# [SOLVED] No brightness control with gentoo-sources 3.2.1

## solpeth

After upgrading my kernel to gentoo-sources 3.2.1, I noticed that I had no brightness control. In my gentoo-sources 3.1.10 kernel, brightness worked; I use xfce4-power-manager to use my hardware keys to control the brightness.

I've looked around on google, but I've found nothing related to my issue. I've come across suggestions to set acpi_osi=Linux but I don't know where exactly to set it in the grub.conf...  :Rolling Eyes: 

I noticed that I have no /sys/class/backlight/acpi_video0/brightness file when I boot in with the 3.2.1 kernel, but with 3.1.10 it's there... I don't understand much at all about how that is supposed to work, but that's what I see. I thought this might be related to the problem.

ITEMS:
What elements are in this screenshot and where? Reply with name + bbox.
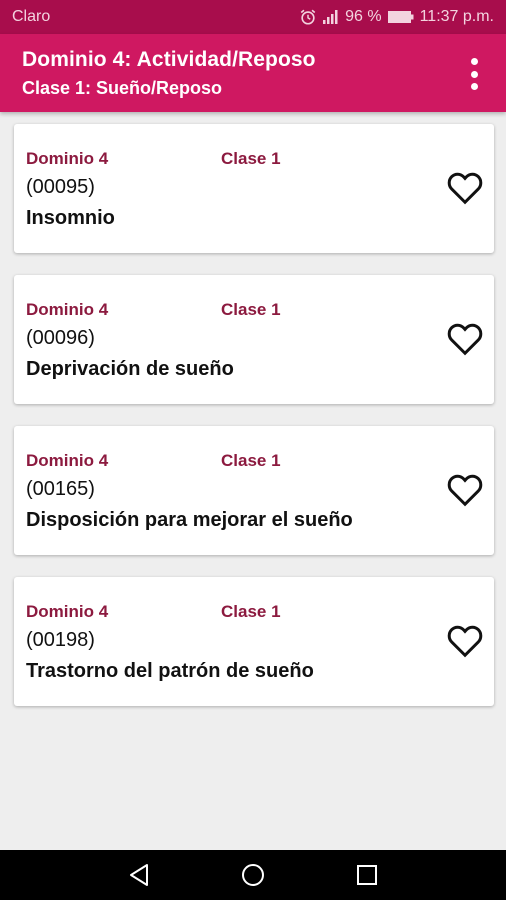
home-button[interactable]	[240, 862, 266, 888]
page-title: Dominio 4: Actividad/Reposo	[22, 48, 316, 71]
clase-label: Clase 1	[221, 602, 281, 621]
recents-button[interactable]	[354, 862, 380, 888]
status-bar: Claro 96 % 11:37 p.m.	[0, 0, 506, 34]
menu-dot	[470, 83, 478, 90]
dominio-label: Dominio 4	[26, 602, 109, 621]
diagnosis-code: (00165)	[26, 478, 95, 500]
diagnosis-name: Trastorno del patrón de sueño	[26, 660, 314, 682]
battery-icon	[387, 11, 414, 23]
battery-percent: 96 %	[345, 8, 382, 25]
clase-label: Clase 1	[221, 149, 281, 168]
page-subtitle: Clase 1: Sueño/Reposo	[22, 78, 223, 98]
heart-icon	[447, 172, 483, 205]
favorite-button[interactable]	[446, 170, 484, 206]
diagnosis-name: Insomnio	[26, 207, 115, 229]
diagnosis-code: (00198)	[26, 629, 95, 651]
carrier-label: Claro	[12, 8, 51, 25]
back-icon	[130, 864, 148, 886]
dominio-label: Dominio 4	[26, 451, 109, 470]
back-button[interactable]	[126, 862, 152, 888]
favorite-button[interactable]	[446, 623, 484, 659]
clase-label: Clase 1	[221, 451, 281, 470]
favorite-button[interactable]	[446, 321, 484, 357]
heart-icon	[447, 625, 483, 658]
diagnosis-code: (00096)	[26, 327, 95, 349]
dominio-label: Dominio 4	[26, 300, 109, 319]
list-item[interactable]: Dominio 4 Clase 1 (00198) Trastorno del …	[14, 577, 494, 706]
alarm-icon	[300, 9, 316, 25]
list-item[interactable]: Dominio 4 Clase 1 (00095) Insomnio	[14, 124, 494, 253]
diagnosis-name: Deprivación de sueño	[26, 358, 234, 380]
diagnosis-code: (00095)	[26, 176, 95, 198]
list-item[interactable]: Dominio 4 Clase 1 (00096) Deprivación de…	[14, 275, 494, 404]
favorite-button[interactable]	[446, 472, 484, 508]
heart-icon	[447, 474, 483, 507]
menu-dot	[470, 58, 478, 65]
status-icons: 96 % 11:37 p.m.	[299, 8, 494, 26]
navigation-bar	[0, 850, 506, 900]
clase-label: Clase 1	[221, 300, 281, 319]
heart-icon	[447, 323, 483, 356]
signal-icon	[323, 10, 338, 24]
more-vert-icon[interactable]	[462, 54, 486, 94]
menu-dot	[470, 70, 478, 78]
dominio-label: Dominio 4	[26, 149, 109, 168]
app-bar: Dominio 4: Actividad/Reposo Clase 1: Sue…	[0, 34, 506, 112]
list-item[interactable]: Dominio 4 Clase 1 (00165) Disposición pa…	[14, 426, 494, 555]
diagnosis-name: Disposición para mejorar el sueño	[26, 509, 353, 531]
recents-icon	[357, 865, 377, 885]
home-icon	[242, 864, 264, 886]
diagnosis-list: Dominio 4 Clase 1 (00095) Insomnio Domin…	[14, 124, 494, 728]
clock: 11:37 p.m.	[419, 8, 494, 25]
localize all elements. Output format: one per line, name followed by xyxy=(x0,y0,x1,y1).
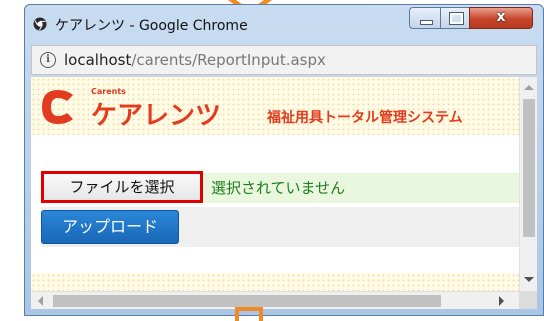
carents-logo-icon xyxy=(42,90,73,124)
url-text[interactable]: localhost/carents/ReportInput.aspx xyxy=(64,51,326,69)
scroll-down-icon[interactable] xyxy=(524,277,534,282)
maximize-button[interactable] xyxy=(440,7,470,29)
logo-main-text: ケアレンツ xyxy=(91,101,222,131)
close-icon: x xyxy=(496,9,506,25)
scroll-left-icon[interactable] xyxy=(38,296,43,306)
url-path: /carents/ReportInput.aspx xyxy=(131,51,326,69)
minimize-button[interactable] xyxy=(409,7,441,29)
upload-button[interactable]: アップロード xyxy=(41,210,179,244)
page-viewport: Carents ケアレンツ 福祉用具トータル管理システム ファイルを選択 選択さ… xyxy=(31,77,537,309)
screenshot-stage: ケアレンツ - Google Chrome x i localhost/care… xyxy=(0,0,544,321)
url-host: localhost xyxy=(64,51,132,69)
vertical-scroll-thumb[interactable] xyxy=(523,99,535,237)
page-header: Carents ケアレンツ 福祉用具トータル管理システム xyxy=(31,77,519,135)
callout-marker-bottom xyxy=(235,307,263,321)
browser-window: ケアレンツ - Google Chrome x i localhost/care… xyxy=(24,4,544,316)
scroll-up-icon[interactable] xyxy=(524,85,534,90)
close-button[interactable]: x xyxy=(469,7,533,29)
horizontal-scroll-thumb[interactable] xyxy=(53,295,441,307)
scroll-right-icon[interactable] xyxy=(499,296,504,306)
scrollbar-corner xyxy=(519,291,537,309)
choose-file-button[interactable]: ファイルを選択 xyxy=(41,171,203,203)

DIRECTIONS:
- 1) Answer these questions using the forum thread on brightness control:
(a) With which kernel version did brightness control still work?
(b) Which program does the poster use to control brightness with the hardware keys?
(c) Which file is missing when the poster boots with the 3.2.1 kernel?
- 2) Write the next part of the forum thread on brightness control, picking up after its final sentence.

EXPECTED RESULTS:
- 1)
(a) gentoo-sources 3.1.10
(b) xfce4-power-manager
(c) /sys/class/backlight/acpi_video0/brightness

- 2)
If it helps, in a previous Gentoo installation I had the same problem when updating from 3.0.6 to 3.1.6. I don't think it's the actual 3.2.1 kernel version for that reason - I might have overlooked some sort of configuration, or some other issue - but I don't understand it enough to comment.

If you need any other information, please let me know.

ThanksLast edited by solpeth on Sun Mar 25, 2012 2:41 am; edited 1 time in total

----------

## sebaro

Do you have backlight support set in kernel?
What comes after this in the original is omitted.